Directions for this task: Report, as a bare number, how many lines contain the string "однократной".

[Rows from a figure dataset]
- - -

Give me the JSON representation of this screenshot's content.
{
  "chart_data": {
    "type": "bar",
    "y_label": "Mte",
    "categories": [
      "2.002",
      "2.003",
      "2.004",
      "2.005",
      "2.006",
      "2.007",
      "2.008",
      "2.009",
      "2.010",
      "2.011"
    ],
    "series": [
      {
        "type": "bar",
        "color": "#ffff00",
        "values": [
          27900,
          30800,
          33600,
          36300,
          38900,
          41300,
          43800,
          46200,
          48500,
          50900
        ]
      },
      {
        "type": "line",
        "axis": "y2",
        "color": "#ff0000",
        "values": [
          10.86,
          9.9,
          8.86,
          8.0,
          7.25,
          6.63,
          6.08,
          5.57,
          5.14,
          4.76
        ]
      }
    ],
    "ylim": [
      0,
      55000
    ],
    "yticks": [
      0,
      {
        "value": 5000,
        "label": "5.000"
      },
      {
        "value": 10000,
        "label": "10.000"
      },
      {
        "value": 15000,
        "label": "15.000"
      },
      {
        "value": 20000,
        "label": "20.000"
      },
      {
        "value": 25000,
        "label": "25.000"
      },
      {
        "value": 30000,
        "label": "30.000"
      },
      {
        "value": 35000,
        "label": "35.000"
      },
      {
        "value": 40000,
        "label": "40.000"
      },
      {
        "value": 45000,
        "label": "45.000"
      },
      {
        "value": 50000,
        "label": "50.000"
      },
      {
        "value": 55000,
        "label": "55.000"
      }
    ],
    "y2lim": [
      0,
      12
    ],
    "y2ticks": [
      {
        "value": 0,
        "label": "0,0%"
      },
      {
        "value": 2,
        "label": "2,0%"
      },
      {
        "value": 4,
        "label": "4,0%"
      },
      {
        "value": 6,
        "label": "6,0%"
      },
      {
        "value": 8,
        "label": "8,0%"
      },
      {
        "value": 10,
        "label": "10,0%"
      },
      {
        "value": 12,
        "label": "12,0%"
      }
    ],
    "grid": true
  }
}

- - -

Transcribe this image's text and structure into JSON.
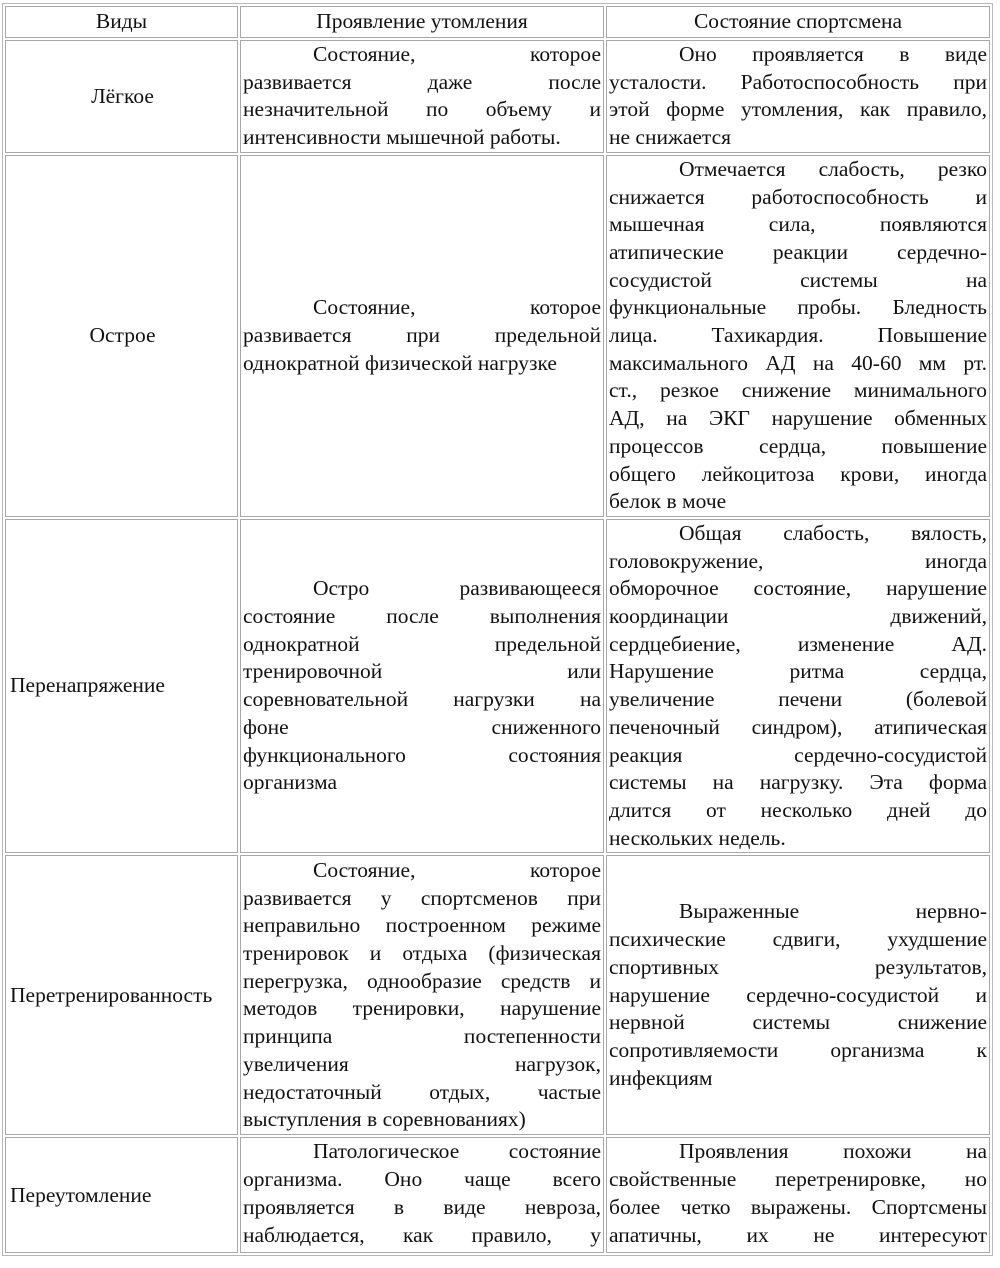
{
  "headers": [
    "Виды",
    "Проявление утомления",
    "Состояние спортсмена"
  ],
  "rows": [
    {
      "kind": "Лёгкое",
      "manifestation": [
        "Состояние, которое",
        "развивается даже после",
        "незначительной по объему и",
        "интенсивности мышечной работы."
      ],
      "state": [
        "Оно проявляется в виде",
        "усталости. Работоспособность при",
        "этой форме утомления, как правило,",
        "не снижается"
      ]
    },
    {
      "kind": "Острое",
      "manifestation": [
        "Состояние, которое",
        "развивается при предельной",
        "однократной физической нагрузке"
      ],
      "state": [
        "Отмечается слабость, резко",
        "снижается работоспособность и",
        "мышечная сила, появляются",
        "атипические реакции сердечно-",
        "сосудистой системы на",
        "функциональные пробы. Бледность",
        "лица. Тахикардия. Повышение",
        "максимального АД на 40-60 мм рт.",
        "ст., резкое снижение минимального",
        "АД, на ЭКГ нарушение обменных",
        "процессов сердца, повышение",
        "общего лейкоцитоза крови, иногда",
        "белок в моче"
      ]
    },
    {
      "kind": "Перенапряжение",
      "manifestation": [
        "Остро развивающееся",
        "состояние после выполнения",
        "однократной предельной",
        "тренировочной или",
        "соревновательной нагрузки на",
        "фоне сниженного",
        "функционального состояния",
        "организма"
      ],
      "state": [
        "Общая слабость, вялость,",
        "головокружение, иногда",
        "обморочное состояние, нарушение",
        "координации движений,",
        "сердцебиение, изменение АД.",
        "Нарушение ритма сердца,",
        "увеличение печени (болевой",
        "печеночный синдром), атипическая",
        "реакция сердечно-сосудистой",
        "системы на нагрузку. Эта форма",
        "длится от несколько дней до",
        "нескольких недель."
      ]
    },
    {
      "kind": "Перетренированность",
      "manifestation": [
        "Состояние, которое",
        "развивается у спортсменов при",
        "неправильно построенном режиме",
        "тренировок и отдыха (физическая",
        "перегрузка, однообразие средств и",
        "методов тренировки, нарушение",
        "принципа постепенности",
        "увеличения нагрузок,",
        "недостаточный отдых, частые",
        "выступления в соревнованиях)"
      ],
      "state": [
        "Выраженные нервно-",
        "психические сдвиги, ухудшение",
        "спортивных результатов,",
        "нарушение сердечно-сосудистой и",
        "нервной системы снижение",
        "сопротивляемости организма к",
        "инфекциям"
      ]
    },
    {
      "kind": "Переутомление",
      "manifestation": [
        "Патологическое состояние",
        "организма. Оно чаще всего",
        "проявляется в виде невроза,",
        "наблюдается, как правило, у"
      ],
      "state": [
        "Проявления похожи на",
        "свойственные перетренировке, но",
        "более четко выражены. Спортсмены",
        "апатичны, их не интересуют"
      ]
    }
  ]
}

- - -

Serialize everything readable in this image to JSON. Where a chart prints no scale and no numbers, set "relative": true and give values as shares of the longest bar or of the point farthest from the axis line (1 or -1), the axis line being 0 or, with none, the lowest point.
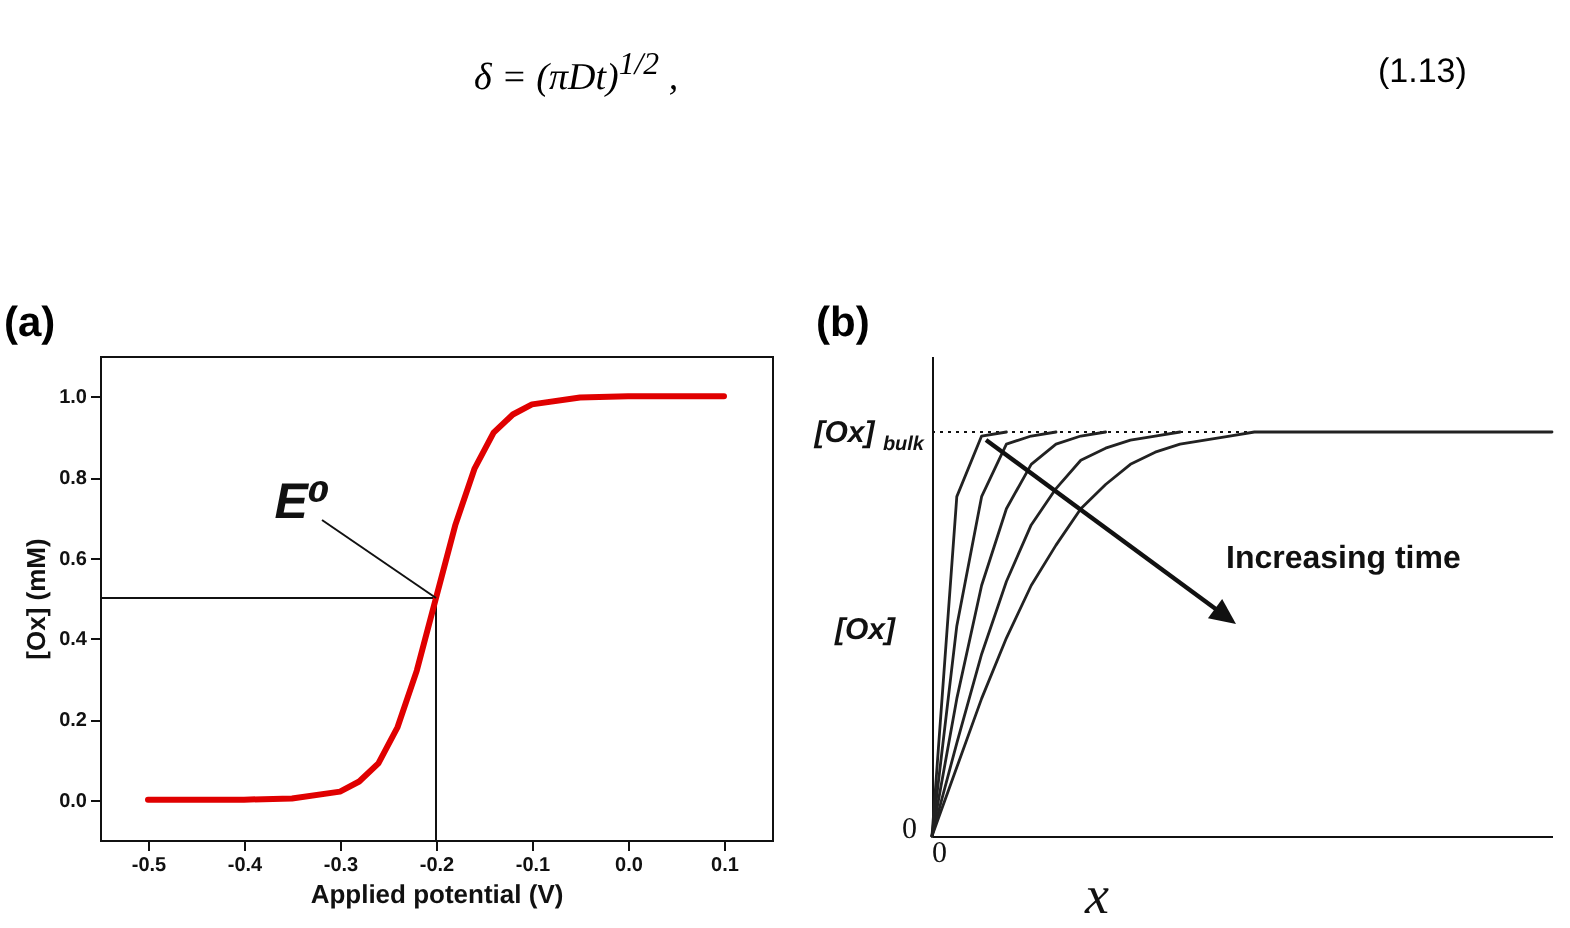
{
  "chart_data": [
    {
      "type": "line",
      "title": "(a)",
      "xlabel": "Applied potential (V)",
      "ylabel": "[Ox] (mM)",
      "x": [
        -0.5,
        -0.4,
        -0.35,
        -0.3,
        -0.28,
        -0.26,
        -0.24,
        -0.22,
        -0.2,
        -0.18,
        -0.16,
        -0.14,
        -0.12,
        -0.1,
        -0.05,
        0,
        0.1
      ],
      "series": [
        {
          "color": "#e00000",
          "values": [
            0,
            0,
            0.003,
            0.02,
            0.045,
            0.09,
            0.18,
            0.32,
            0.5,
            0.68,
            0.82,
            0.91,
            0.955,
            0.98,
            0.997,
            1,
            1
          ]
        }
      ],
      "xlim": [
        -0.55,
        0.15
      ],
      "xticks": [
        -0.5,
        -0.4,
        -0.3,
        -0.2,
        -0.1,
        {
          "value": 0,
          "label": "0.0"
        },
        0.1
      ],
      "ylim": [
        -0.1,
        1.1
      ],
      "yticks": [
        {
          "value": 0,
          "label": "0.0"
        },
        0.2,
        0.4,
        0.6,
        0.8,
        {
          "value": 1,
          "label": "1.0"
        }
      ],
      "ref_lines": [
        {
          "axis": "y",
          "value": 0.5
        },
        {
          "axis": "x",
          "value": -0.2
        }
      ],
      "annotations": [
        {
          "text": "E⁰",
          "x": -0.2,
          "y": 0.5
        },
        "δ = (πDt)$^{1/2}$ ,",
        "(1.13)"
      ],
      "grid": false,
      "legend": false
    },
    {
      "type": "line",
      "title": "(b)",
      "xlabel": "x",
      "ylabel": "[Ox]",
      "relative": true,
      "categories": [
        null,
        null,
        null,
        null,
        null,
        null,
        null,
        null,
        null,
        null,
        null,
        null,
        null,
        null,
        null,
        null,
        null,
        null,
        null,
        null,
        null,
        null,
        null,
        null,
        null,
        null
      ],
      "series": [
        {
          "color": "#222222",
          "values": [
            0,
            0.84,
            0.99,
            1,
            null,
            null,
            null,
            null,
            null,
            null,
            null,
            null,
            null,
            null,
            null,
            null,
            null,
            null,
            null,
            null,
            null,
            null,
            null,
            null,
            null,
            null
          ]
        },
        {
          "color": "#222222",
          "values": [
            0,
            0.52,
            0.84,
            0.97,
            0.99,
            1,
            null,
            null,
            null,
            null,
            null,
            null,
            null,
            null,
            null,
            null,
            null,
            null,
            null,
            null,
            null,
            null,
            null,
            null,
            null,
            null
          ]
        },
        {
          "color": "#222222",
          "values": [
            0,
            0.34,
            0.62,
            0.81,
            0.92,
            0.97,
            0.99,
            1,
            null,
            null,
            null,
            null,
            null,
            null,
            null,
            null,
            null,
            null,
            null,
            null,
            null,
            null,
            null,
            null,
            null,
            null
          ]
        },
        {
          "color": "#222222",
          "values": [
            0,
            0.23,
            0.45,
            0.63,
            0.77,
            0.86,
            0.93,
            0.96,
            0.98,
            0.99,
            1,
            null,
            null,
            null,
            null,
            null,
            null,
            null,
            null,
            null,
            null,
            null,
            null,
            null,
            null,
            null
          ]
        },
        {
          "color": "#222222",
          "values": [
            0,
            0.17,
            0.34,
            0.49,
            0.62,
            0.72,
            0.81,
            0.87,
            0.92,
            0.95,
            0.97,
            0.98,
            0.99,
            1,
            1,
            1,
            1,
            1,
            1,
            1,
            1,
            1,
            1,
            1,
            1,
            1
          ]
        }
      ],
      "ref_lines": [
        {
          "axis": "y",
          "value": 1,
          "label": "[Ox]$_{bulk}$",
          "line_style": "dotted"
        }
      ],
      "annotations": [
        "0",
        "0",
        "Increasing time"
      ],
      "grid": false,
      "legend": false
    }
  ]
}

- - -

Solution: 2